It is required that all of the data be written out exactly.

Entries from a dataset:
^^^^^^^^^^^^^^^^
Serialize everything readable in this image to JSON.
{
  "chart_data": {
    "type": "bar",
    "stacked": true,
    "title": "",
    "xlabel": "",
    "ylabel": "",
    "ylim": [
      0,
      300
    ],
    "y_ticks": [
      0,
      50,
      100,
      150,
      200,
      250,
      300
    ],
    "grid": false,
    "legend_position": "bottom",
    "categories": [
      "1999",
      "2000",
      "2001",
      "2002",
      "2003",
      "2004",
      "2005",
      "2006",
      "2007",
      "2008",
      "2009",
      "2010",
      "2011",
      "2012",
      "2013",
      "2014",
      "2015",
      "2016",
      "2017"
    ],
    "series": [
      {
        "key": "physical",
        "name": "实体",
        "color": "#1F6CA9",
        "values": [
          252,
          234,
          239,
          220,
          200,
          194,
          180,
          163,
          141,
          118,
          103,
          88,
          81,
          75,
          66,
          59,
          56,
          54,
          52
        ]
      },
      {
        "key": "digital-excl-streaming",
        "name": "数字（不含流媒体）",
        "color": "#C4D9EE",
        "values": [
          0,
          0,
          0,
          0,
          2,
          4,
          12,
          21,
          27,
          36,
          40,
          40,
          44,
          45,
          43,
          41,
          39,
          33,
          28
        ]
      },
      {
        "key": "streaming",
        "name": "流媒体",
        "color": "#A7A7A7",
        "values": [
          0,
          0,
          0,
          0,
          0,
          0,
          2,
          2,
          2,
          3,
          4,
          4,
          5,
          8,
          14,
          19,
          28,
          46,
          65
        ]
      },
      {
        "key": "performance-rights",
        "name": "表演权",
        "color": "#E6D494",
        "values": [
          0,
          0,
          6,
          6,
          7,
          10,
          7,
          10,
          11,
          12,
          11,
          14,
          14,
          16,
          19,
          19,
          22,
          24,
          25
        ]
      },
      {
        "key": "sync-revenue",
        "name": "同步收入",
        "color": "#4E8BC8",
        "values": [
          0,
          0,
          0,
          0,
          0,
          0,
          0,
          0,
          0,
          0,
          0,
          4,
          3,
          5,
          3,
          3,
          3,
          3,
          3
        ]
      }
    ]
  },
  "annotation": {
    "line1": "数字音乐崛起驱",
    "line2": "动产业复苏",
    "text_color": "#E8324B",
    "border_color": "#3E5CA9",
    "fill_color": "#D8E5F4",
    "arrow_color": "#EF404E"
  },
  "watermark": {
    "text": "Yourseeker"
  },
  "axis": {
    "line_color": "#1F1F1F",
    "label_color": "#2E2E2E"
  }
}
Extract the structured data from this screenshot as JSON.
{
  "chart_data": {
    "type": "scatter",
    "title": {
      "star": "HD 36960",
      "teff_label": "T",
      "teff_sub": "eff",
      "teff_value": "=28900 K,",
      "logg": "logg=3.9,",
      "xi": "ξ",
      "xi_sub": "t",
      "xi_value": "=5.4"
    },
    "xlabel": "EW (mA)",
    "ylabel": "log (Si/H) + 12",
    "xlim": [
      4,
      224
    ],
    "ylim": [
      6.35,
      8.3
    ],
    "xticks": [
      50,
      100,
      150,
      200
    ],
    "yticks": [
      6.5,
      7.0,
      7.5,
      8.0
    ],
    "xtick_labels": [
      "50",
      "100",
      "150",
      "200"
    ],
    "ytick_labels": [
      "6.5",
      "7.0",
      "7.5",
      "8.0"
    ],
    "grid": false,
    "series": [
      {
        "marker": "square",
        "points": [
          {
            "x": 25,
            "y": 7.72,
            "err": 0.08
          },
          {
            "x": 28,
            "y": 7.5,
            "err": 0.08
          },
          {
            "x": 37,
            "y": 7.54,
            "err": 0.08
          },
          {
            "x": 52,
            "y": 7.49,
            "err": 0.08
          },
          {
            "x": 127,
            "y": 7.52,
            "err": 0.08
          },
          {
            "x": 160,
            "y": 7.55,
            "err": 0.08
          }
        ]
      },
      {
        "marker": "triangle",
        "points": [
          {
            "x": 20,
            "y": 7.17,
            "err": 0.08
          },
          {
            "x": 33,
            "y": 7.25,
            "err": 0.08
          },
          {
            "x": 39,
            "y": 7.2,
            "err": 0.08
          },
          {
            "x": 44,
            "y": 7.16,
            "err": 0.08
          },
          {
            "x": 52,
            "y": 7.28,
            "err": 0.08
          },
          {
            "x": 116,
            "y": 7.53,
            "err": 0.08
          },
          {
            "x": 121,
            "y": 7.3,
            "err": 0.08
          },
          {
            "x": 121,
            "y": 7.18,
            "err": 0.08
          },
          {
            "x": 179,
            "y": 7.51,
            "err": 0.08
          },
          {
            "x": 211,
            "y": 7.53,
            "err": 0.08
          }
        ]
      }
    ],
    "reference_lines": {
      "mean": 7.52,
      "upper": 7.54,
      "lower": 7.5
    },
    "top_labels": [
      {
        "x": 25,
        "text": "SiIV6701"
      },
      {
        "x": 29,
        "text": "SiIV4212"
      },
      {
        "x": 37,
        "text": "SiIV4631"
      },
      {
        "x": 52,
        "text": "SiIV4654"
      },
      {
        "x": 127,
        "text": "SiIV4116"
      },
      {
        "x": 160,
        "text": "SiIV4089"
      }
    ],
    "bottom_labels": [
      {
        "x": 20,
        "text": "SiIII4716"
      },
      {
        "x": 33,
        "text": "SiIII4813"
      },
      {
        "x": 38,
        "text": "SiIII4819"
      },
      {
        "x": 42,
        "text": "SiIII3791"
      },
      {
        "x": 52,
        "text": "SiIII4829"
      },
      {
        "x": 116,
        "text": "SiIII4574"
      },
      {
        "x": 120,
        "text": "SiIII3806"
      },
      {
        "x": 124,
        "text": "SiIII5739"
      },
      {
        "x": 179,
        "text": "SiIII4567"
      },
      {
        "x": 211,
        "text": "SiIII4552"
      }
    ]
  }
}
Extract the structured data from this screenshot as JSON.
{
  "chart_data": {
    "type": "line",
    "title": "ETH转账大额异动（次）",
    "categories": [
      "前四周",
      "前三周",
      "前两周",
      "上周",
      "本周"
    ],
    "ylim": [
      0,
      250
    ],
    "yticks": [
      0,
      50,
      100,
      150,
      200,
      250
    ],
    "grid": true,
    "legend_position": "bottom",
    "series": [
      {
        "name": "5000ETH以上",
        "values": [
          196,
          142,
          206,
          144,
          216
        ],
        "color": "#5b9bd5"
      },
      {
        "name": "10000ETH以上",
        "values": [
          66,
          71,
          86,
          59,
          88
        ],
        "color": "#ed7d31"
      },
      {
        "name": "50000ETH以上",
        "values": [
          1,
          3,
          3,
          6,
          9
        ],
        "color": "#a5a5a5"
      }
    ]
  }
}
^^^^^^^^^^^^^^^^
**OUTPUT OF THE EXERCISE**
Serialize everything readable in this image to JSON.
{
  "chart_data": {
    "type": "bar",
    "stacked": true,
    "title": "",
    "xlabel": "",
    "ylabel": "",
    "ylim": [
      0,
      300
    ],
    "y_ticks": [
      0,
      50,
      100,
      150,
      200,
      250,
      300
    ],
    "grid": false,
    "legend_position": "bottom",
    "categories": [
      "1999",
      "2000",
      "2001",
      "2002",
      "2003",
      "2004",
      "2005",
      "2006",
      "2007",
      "2008",
      "2009",
      "2010",
      "2011",
      "2012",
      "2013",
      "2014",
      "2015",
      "2016",
      "2017"
    ],
    "series": [
      {
        "key": "physical",
        "name": "实体",
        "color": "#1F6CA9",
        "values": [
          252,
          234,
          239,
          220,
          200,
          194,
          180,
          163,
          141,
          118,
          103,
          88,
          81,
          75,
          66,
          59,
          56,
          54,
          52
        ]
      },
      {
        "key": "digital-excl-streaming",
        "name": "数字（不含流媒体）",
        "color": "#C4D9EE",
        "values": [
          0,
          0,
          0,
          0,
          2,
          4,
          12,
          21,
          27,
          36,
          40,
          40,
          44,
          45,
          43,
          41,
          39,
          33,
          28
        ]
      },
      {
        "key": "streaming",
        "name": "流媒体",
        "color": "#A7A7A7",
        "values": [
          0,
          0,
          0,
          0,
          0,
          0,
          2,
          2,
          2,
          3,
          4,
          4,
          5,
          8,
          14,
          19,
          28,
          46,
          65
        ]
      },
      {
        "key": "performance-rights",
        "name": "表演权",
        "color": "#E6D494",
        "values": [
          0,
          0,
          6,
          6,
          7,
          10,
          7,
          10,
          11,
          12,
          11,
          14,
          14,
          16,
          19,
          19,
          22,
          24,
          25
        ]
      },
      {
        "key": "sync-revenue",
        "name": "同步收入",
        "color": "#4E8BC8",
        "values": [
          0,
          0,
          0,
          0,
          0,
          0,
          0,
          0,
          0,
          0,
          0,
          4,
          3,
          5,
          3,
          3,
          3,
          3,
          3
        ]
      }
    ]
  },
  "annotation": {
    "line1": "数字音乐崛起驱",
    "line2": "动产业复苏",
    "text_color": "#E8324B",
    "border_color": "#3E5CA9",
    "fill_color": "#D8E5F4",
    "arrow_color": "#EF404E"
  },
  "watermark": {
    "text": "Yourseeker"
  },
  "axis": {
    "line_color": "#1F1F1F",
    "label_color": "#2E2E2E"
  }
}
Extract the structured data from this screenshot as JSON.
{
  "chart_data": {
    "type": "scatter",
    "title": {
      "star": "HD 36960",
      "teff_label": "T",
      "teff_sub": "eff",
      "teff_value": "=28900 K,",
      "logg": "logg=3.9,",
      "xi": "ξ",
      "xi_sub": "t",
      "xi_value": "=5.4"
    },
    "xlabel": "EW (mA)",
    "ylabel": "log (Si/H) + 12",
    "xlim": [
      4,
      224
    ],
    "ylim": [
      6.35,
      8.3
    ],
    "xticks": [
      50,
      100,
      150,
      200
    ],
    "yticks": [
      6.5,
      7.0,
      7.5,
      8.0
    ],
    "xtick_labels": [
      "50",
      "100",
      "150",
      "200"
    ],
    "ytick_labels": [
      "6.5",
      "7.0",
      "7.5",
      "8.0"
    ],
    "grid": false,
    "series": [
      {
        "marker": "square",
        "points": [
          {
            "x": 25,
            "y": 7.72,
            "err": 0.08
          },
          {
            "x": 28,
            "y": 7.5,
            "err": 0.08
          },
          {
            "x": 37,
            "y": 7.54,
            "err": 0.08
          },
          {
            "x": 52,
            "y": 7.49,
            "err": 0.08
          },
          {
            "x": 127,
            "y": 7.52,
            "err": 0.08
          },
          {
            "x": 160,
            "y": 7.55,
            "err": 0.08
          }
        ]
      },
      {
        "marker": "triangle",
        "points": [
          {
            "x": 20,
            "y": 7.17,
            "err": 0.08
          },
          {
            "x": 33,
            "y": 7.25,
            "err": 0.08
          },
          {
            "x": 39,
            "y": 7.2,
            "err": 0.08
          },
          {
            "x": 44,
            "y": 7.16,
            "err": 0.08
          },
          {
            "x": 52,
            "y": 7.28,
            "err": 0.08
          },
          {
            "x": 116,
            "y": 7.53,
            "err": 0.08
          },
          {
            "x": 121,
            "y": 7.3,
            "err": 0.08
          },
          {
            "x": 121,
            "y": 7.18,
            "err": 0.08
          },
          {
            "x": 179,
            "y": 7.51,
            "err": 0.08
          },
          {
            "x": 211,
            "y": 7.53,
            "err": 0.08
          }
        ]
      }
    ],
    "reference_lines": {
      "mean": 7.52,
      "upper": 7.54,
      "lower": 7.5
    },
    "top_labels": [
      {
        "x": 25,
        "text": "SiIV6701"
      },
      {
        "x": 29,
        "text": "SiIV4212"
      },
      {
        "x": 37,
        "text": "SiIV4631"
      },
      {
        "x": 52,
        "text": "SiIV4654"
      },
      {
        "x": 127,
        "text": "SiIV4116"
      },
      {
        "x": 160,
        "text": "SiIV4089"
      }
    ],
    "bottom_labels": [
      {
        "x": 20,
        "text": "SiIII4716"
      },
      {
        "x": 33,
        "text": "SiIII4813"
      },
      {
        "x": 38,
        "text": "SiIII4819"
      },
      {
        "x": 42,
        "text": "SiIII3791"
      },
      {
        "x": 52,
        "text": "SiIII4829"
      },
      {
        "x": 116,
        "text": "SiIII4574"
      },
      {
        "x": 120,
        "text": "SiIII3806"
      },
      {
        "x": 124,
        "text": "SiIII5739"
      },
      {
        "x": 179,
        "text": "SiIII4567"
      },
      {
        "x": 211,
        "text": "SiIII4552"
      }
    ]
  }
}
Extract the structured data from this screenshot as JSON.
{
  "chart_data": {
    "type": "line",
    "title": "ETH转账大额异动（次）",
    "categories": [
      "前四周",
      "前三周",
      "前两周",
      "上周",
      "本周"
    ],
    "ylim": [
      0,
      250
    ],
    "yticks": [
      0,
      50,
      100,
      150,
      200,
      250
    ],
    "grid": true,
    "legend_position": "bottom",
    "series": [
      {
        "name": "5000ETH以上",
        "values": [
          196,
          142,
          206,
          144,
          216
        ],
        "color": "#5b9bd5"
      },
      {
        "name": "10000ETH以上",
        "values": [
          66,
          71,
          86,
          59,
          88
        ],
        "color": "#ed7d31"
      },
      {
        "name": "50000ETH以上",
        "values": [
          1,
          3,
          3,
          6,
          9
        ],
        "color": "#a5a5a5"
      }
    ]
  }
}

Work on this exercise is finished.